Every line of the material below must be repeated exactly.

Material shown:
============

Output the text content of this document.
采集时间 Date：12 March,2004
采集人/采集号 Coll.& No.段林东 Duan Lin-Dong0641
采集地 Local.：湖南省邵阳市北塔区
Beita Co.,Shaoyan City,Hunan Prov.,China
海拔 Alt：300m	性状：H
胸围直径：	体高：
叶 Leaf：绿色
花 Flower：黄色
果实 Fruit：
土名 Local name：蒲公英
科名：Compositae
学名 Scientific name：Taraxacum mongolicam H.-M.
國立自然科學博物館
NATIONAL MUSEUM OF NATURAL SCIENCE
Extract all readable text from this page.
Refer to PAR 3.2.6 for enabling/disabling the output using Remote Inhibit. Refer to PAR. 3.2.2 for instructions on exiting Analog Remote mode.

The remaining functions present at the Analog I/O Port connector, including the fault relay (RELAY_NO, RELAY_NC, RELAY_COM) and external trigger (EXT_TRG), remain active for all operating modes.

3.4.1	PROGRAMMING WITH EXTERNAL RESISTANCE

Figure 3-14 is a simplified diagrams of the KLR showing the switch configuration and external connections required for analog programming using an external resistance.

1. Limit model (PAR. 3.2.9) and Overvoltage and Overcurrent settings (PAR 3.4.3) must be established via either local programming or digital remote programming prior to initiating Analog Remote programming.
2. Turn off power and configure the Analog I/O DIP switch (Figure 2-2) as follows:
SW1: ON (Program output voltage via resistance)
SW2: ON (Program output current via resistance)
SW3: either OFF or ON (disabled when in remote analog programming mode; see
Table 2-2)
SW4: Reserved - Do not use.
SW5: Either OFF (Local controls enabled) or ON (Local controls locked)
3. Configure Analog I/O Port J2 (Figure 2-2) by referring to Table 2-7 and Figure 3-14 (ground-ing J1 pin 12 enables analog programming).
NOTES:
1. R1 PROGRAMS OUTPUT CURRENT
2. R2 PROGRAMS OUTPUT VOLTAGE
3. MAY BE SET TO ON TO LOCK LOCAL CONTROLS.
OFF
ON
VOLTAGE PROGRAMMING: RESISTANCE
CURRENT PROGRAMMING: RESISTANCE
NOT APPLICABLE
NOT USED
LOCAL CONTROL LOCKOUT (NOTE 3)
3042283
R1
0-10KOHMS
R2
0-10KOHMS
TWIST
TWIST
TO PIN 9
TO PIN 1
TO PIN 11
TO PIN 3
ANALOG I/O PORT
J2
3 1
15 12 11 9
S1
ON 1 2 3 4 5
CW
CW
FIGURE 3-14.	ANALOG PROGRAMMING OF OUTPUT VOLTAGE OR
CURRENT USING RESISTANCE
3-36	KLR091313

============

Full response:
Output the text content of this document.
采集时间 Date：12 March,2004
采集人/采集号 Coll.& No.段林东 Duan Lin-Dong0641
采集地 Local.：湖南省邵阳市北塔区
Beita Co.,Shaoyan City,Hunan Prov.,China
海拔 Alt：300m	性状：H
胸围直径：	体高：
叶 Leaf：绿色
花 Flower：黄色
果实 Fruit：
土名 Local name：蒲公英
科名：Compositae
学名 Scientific name：Taraxacum mongolicam H.-M.
國立自然科學博物館
NATIONAL MUSEUM OF NATURAL SCIENCE
Extract all readable text from this page.
Refer to PAR 3.2.6 for enabling/disabling the output using Remote Inhibit. Refer to PAR. 3.2.2 for instructions on exiting Analog Remote mode.

The remaining functions present at the Analog I/O Port connector, including the fault relay (RELAY_NO, RELAY_NC, RELAY_COM) and external trigger (EXT_TRG), remain active for all operating modes.

3.4.1	PROGRAMMING WITH EXTERNAL RESISTANCE

Figure 3-14 is a simplified diagrams of the KLR showing the switch configuration and external connections required for analog programming using an external resistance.

1. Limit model (PAR. 3.2.9) and Overvoltage and Overcurrent settings (PAR 3.4.3) must be established via either local programming or digital remote programming prior to initiating Analog Remote programming.
2. Turn off power and configure the Analog I/O DIP switch (Figure 2-2) as follows:
SW1: ON (Program output voltage via resistance)
SW2: ON (Program output current via resistance)
SW3: either OFF or ON (disabled when in remote analog programming mode; see
Table 2-2)
SW4: Reserved - Do not use.
SW5: Either OFF (Local controls enabled) or ON (Local controls locked)
3. Configure Analog I/O Port J2 (Figure 2-2) by referring to Table 2-7 and Figure 3-14 (ground-ing J1 pin 12 enables analog programming).
NOTES:
1. R1 PROGRAMS OUTPUT CURRENT
2. R2 PROGRAMS OUTPUT VOLTAGE
3. MAY BE SET TO ON TO LOCK LOCAL CONTROLS.
OFF
ON
VOLTAGE PROGRAMMING: RESISTANCE
CURRENT PROGRAMMING: RESISTANCE
NOT APPLICABLE
NOT USED
LOCAL CONTROL LOCKOUT (NOTE 3)
3042283
R1
0-10KOHMS
R2
0-10KOHMS
TWIST
TWIST
TO PIN 9
TO PIN 1
TO PIN 11
TO PIN 3
ANALOG I/O PORT
J2
3 1
15 12 11 9
S1
ON 1 2 3 4 5
CW
CW
FIGURE 3-14.	ANALOG PROGRAMMING OF OUTPUT VOLTAGE OR
CURRENT USING RESISTANCE
3-36	KLR091313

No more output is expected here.